> Given task
From the entries that follow, pick out all lines holding "this".

-*-*-

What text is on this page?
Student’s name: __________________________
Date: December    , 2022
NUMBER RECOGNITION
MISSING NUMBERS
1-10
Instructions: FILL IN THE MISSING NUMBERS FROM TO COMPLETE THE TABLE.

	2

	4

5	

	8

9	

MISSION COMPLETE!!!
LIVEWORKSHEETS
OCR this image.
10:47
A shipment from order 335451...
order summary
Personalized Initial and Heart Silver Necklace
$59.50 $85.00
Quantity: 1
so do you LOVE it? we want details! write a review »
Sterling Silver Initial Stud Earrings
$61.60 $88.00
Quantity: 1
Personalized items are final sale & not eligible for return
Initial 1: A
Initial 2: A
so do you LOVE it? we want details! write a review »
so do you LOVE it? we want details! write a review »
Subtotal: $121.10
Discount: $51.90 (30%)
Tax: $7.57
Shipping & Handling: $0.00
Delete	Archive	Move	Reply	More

-*-*-

> Solution to the problem
What text is on this page?
OCR this image.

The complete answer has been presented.